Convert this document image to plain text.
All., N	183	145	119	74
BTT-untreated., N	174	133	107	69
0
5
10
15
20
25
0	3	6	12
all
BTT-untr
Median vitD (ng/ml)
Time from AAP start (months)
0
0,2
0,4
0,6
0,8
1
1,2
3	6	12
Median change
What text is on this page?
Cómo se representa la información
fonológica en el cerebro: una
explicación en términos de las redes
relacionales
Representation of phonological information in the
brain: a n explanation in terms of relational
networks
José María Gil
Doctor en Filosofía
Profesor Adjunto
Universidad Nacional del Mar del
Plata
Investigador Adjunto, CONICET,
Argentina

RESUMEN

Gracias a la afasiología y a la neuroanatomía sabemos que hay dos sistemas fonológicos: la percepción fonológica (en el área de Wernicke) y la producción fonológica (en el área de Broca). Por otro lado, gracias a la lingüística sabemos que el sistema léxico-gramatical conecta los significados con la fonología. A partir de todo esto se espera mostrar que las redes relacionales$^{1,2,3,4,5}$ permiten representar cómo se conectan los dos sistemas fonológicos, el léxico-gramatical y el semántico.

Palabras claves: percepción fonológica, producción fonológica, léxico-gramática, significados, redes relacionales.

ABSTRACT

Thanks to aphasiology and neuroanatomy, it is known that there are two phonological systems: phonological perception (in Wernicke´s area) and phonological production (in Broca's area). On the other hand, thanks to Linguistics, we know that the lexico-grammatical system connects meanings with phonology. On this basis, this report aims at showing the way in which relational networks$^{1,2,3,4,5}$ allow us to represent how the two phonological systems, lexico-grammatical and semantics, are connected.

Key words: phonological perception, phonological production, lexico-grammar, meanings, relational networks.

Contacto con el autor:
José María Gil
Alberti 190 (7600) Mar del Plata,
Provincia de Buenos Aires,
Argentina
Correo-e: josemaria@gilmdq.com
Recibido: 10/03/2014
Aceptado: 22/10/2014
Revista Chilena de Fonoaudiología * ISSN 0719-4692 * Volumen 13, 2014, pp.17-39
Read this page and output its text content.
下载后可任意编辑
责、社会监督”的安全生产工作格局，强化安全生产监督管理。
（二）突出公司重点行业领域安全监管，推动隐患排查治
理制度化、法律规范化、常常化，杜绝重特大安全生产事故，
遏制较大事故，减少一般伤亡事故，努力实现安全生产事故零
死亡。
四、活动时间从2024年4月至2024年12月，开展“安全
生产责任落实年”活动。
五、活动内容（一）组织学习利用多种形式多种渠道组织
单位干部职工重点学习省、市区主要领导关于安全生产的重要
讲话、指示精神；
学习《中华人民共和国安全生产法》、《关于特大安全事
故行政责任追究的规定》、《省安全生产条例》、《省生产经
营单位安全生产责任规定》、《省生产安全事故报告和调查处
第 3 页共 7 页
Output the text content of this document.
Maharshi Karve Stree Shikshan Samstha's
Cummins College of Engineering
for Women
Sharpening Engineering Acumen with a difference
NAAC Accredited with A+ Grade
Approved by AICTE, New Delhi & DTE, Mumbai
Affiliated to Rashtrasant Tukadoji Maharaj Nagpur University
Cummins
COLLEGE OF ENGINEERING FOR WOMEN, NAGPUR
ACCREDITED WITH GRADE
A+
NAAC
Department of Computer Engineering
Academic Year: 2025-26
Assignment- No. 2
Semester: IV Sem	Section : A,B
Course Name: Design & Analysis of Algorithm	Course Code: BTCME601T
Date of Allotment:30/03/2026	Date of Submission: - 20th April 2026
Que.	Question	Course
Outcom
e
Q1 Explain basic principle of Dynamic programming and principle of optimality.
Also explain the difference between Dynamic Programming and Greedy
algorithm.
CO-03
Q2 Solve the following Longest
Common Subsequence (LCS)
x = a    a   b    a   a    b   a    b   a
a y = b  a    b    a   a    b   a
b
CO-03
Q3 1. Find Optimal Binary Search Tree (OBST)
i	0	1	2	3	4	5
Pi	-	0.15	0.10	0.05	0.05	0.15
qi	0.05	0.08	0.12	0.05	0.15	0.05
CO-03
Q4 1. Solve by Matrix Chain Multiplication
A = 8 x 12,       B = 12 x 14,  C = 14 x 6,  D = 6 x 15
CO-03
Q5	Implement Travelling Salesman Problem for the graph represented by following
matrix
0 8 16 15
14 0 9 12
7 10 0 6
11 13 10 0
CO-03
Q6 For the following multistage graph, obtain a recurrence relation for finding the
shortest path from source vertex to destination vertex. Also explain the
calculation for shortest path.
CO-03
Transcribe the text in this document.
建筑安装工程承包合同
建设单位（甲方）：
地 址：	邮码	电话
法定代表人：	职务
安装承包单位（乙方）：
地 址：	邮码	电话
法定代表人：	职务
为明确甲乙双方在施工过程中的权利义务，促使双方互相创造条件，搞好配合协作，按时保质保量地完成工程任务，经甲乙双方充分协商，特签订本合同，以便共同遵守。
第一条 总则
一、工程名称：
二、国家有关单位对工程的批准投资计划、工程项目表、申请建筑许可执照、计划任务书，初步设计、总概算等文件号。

== == ==

[WHAT THE TASK REQUIRES] Write out once more the lines above beginning at the line with "Transcribe the text in this document."; continue through the final line and stop there.

[COMPLETED TASK]
Transcribe the text in this document.
建筑安装工程承包合同
建设单位（甲方）：
地 址：	邮码	电话
法定代表人：	职务
安装承包单位（乙方）：
地 址：	邮码	电话
法定代表人：	职务
为明确甲乙双方在施工过程中的权利义务，促使双方互相创造条件，搞好配合协作，按时保质保量地完成工程任务，经甲乙双方充分协商，特签订本合同，以便共同遵守。
第一条 总则
一、工程名称：
二、国家有关单位对工程的批准投资计划、工程项目表、申请建筑许可执照、计划任务书，初步设计、总概算等文件号。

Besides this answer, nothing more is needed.